Task — Write the records below out again exactly as given, with no images.
□ □ □
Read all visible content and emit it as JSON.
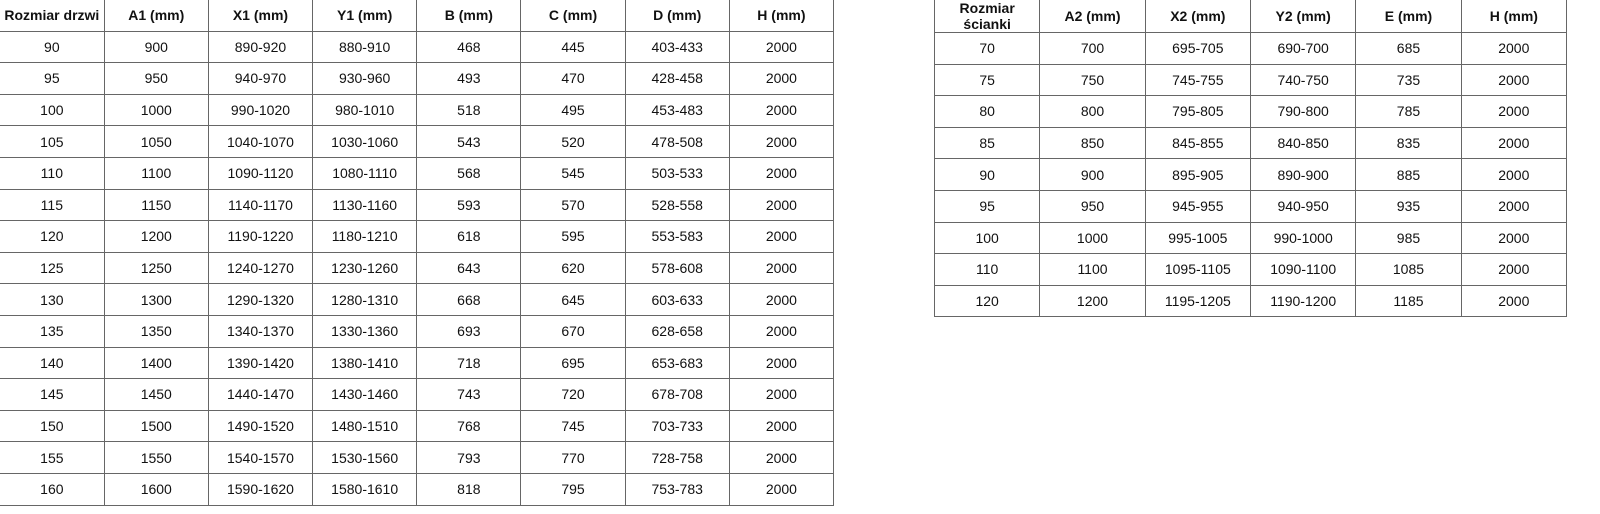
{
  "door_table": {
    "headers": [
      "Rozmiar drzwi",
      "A1 (mm)",
      "X1 (mm)",
      "Y1 (mm)",
      "B (mm)",
      "C (mm)",
      "D (mm)",
      "H (mm)"
    ],
    "rows": [
      [
        "90",
        "900",
        "890-920",
        "880-910",
        "468",
        "445",
        "403-433",
        "2000"
      ],
      [
        "95",
        "950",
        "940-970",
        "930-960",
        "493",
        "470",
        "428-458",
        "2000"
      ],
      [
        "100",
        "1000",
        "990-1020",
        "980-1010",
        "518",
        "495",
        "453-483",
        "2000"
      ],
      [
        "105",
        "1050",
        "1040-1070",
        "1030-1060",
        "543",
        "520",
        "478-508",
        "2000"
      ],
      [
        "110",
        "1100",
        "1090-1120",
        "1080-1110",
        "568",
        "545",
        "503-533",
        "2000"
      ],
      [
        "115",
        "1150",
        "1140-1170",
        "1130-1160",
        "593",
        "570",
        "528-558",
        "2000"
      ],
      [
        "120",
        "1200",
        "1190-1220",
        "1180-1210",
        "618",
        "595",
        "553-583",
        "2000"
      ],
      [
        "125",
        "1250",
        "1240-1270",
        "1230-1260",
        "643",
        "620",
        "578-608",
        "2000"
      ],
      [
        "130",
        "1300",
        "1290-1320",
        "1280-1310",
        "668",
        "645",
        "603-633",
        "2000"
      ],
      [
        "135",
        "1350",
        "1340-1370",
        "1330-1360",
        "693",
        "670",
        "628-658",
        "2000"
      ],
      [
        "140",
        "1400",
        "1390-1420",
        "1380-1410",
        "718",
        "695",
        "653-683",
        "2000"
      ],
      [
        "145",
        "1450",
        "1440-1470",
        "1430-1460",
        "743",
        "720",
        "678-708",
        "2000"
      ],
      [
        "150",
        "1500",
        "1490-1520",
        "1480-1510",
        "768",
        "745",
        "703-733",
        "2000"
      ],
      [
        "155",
        "1550",
        "1540-1570",
        "1530-1560",
        "793",
        "770",
        "728-758",
        "2000"
      ],
      [
        "160",
        "1600",
        "1590-1620",
        "1580-1610",
        "818",
        "795",
        "753-783",
        "2000"
      ]
    ]
  },
  "wall_table": {
    "headers": [
      "Rozmiar ścianki",
      "A2 (mm)",
      "X2 (mm)",
      "Y2 (mm)",
      "E (mm)",
      "H (mm)"
    ],
    "rows": [
      [
        "70",
        "700",
        "695-705",
        "690-700",
        "685",
        "2000"
      ],
      [
        "75",
        "750",
        "745-755",
        "740-750",
        "735",
        "2000"
      ],
      [
        "80",
        "800",
        "795-805",
        "790-800",
        "785",
        "2000"
      ],
      [
        "85",
        "850",
        "845-855",
        "840-850",
        "835",
        "2000"
      ],
      [
        "90",
        "900",
        "895-905",
        "890-900",
        "885",
        "2000"
      ],
      [
        "95",
        "950",
        "945-955",
        "940-950",
        "935",
        "2000"
      ],
      [
        "100",
        "1000",
        "995-1005",
        "990-1000",
        "985",
        "2000"
      ],
      [
        "110",
        "1100",
        "1095-1105",
        "1090-1100",
        "1085",
        "2000"
      ],
      [
        "120",
        "1200",
        "1195-1205",
        "1190-1200",
        "1185",
        "2000"
      ]
    ]
  }
}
□ □ □
Full response —
Read all visible content and emit it as JSON.
{
  "door_table": {
    "headers": [
      "Rozmiar drzwi",
      "A1 (mm)",
      "X1 (mm)",
      "Y1 (mm)",
      "B (mm)",
      "C (mm)",
      "D (mm)",
      "H (mm)"
    ],
    "rows": [
      [
        "90",
        "900",
        "890-920",
        "880-910",
        "468",
        "445",
        "403-433",
        "2000"
      ],
      [
        "95",
        "950",
        "940-970",
        "930-960",
        "493",
        "470",
        "428-458",
        "2000"
      ],
      [
        "100",
        "1000",
        "990-1020",
        "980-1010",
        "518",
        "495",
        "453-483",
        "2000"
      ],
      [
        "105",
        "1050",
        "1040-1070",
        "1030-1060",
        "543",
        "520",
        "478-508",
        "2000"
      ],
      [
        "110",
        "1100",
        "1090-1120",
        "1080-1110",
        "568",
        "545",
        "503-533",
        "2000"
      ],
      [
        "115",
        "1150",
        "1140-1170",
        "1130-1160",
        "593",
        "570",
        "528-558",
        "2000"
      ],
      [
        "120",
        "1200",
        "1190-1220",
        "1180-1210",
        "618",
        "595",
        "553-583",
        "2000"
      ],
      [
        "125",
        "1250",
        "1240-1270",
        "1230-1260",
        "643",
        "620",
        "578-608",
        "2000"
      ],
      [
        "130",
        "1300",
        "1290-1320",
        "1280-1310",
        "668",
        "645",
        "603-633",
        "2000"
      ],
      [
        "135",
        "1350",
        "1340-1370",
        "1330-1360",
        "693",
        "670",
        "628-658",
        "2000"
      ],
      [
        "140",
        "1400",
        "1390-1420",
        "1380-1410",
        "718",
        "695",
        "653-683",
        "2000"
      ],
      [
        "145",
        "1450",
        "1440-1470",
        "1430-1460",
        "743",
        "720",
        "678-708",
        "2000"
      ],
      [
        "150",
        "1500",
        "1490-1520",
        "1480-1510",
        "768",
        "745",
        "703-733",
        "2000"
      ],
      [
        "155",
        "1550",
        "1540-1570",
        "1530-1560",
        "793",
        "770",
        "728-758",
        "2000"
      ],
      [
        "160",
        "1600",
        "1590-1620",
        "1580-1610",
        "818",
        "795",
        "753-783",
        "2000"
      ]
    ]
  },
  "wall_table": {
    "headers": [
      "Rozmiar ścianki",
      "A2 (mm)",
      "X2 (mm)",
      "Y2 (mm)",
      "E (mm)",
      "H (mm)"
    ],
    "rows": [
      [
        "70",
        "700",
        "695-705",
        "690-700",
        "685",
        "2000"
      ],
      [
        "75",
        "750",
        "745-755",
        "740-750",
        "735",
        "2000"
      ],
      [
        "80",
        "800",
        "795-805",
        "790-800",
        "785",
        "2000"
      ],
      [
        "85",
        "850",
        "845-855",
        "840-850",
        "835",
        "2000"
      ],
      [
        "90",
        "900",
        "895-905",
        "890-900",
        "885",
        "2000"
      ],
      [
        "95",
        "950",
        "945-955",
        "940-950",
        "935",
        "2000"
      ],
      [
        "100",
        "1000",
        "995-1005",
        "990-1000",
        "985",
        "2000"
      ],
      [
        "110",
        "1100",
        "1095-1105",
        "1090-1100",
        "1085",
        "2000"
      ],
      [
        "120",
        "1200",
        "1195-1205",
        "1190-1200",
        "1185",
        "2000"
      ]
    ]
  }
}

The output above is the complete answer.